━━ Listed records ━━
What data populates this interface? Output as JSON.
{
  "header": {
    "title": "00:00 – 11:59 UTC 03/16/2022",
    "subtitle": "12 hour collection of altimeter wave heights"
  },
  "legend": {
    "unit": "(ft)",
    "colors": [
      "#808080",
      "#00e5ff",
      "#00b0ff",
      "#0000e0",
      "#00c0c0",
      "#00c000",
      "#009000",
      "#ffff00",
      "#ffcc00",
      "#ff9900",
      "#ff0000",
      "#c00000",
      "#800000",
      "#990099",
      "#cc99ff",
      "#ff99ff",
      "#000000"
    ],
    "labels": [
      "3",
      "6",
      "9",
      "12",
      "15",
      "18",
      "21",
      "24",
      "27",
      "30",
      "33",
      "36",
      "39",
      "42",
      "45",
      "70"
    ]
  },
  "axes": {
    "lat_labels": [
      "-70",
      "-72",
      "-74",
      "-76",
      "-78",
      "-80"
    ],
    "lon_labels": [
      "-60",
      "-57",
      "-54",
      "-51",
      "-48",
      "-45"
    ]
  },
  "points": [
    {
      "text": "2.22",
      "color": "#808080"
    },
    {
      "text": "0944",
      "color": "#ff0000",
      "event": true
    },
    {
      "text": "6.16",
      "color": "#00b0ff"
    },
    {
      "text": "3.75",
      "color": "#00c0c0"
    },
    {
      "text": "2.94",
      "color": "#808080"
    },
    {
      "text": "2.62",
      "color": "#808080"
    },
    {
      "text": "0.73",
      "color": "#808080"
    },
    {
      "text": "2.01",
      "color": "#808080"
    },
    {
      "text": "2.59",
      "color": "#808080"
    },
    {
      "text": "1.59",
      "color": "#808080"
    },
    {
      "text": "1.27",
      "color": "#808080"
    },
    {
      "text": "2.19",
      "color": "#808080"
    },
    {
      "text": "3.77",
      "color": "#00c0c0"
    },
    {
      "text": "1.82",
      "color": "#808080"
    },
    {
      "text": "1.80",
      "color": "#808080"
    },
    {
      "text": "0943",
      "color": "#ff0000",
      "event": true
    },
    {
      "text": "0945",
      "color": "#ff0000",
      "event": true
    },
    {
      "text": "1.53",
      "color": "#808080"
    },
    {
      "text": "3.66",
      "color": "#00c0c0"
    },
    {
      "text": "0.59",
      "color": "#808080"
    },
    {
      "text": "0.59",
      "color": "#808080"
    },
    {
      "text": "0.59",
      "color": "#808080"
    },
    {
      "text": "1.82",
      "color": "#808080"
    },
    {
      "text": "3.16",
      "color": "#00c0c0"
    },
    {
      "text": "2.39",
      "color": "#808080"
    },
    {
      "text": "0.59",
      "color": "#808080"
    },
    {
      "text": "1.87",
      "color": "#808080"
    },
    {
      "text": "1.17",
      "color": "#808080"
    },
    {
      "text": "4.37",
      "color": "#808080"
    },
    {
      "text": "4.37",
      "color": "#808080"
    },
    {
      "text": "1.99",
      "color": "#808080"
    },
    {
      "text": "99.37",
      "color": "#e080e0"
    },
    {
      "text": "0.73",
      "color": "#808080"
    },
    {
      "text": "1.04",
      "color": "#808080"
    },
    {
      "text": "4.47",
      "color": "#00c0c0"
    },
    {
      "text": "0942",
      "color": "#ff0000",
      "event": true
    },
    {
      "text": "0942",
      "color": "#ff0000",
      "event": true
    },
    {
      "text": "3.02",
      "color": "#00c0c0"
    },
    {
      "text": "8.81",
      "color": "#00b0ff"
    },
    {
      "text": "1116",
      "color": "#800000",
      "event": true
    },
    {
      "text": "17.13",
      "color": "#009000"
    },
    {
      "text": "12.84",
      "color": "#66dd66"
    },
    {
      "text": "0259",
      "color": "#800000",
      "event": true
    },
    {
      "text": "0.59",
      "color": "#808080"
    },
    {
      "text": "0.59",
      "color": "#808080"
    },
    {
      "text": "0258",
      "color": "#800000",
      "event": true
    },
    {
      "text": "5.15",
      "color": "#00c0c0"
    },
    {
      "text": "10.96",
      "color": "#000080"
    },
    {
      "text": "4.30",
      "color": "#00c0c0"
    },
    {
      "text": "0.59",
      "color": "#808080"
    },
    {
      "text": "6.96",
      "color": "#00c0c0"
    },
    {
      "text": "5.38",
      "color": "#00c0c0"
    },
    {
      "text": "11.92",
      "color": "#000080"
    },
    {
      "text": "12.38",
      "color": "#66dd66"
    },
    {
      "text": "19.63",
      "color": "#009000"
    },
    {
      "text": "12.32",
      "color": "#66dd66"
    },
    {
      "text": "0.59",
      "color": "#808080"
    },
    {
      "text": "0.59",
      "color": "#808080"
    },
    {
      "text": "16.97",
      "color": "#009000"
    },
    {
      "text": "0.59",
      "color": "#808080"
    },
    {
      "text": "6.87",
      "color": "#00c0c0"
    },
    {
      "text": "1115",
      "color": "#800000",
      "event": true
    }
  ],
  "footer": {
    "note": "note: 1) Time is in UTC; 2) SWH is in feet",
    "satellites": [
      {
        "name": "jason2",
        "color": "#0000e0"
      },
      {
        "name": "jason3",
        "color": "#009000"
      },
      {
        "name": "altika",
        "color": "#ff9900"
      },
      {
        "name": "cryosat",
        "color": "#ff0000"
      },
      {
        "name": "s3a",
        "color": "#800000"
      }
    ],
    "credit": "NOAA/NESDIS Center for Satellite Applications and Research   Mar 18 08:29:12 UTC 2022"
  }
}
━━━
Extract lines where the string "name" occurs.

        "name": "jason2",
        "name": "jason3",
        "name": "altika",
        "name": "cryosat",
        "name": "s3a",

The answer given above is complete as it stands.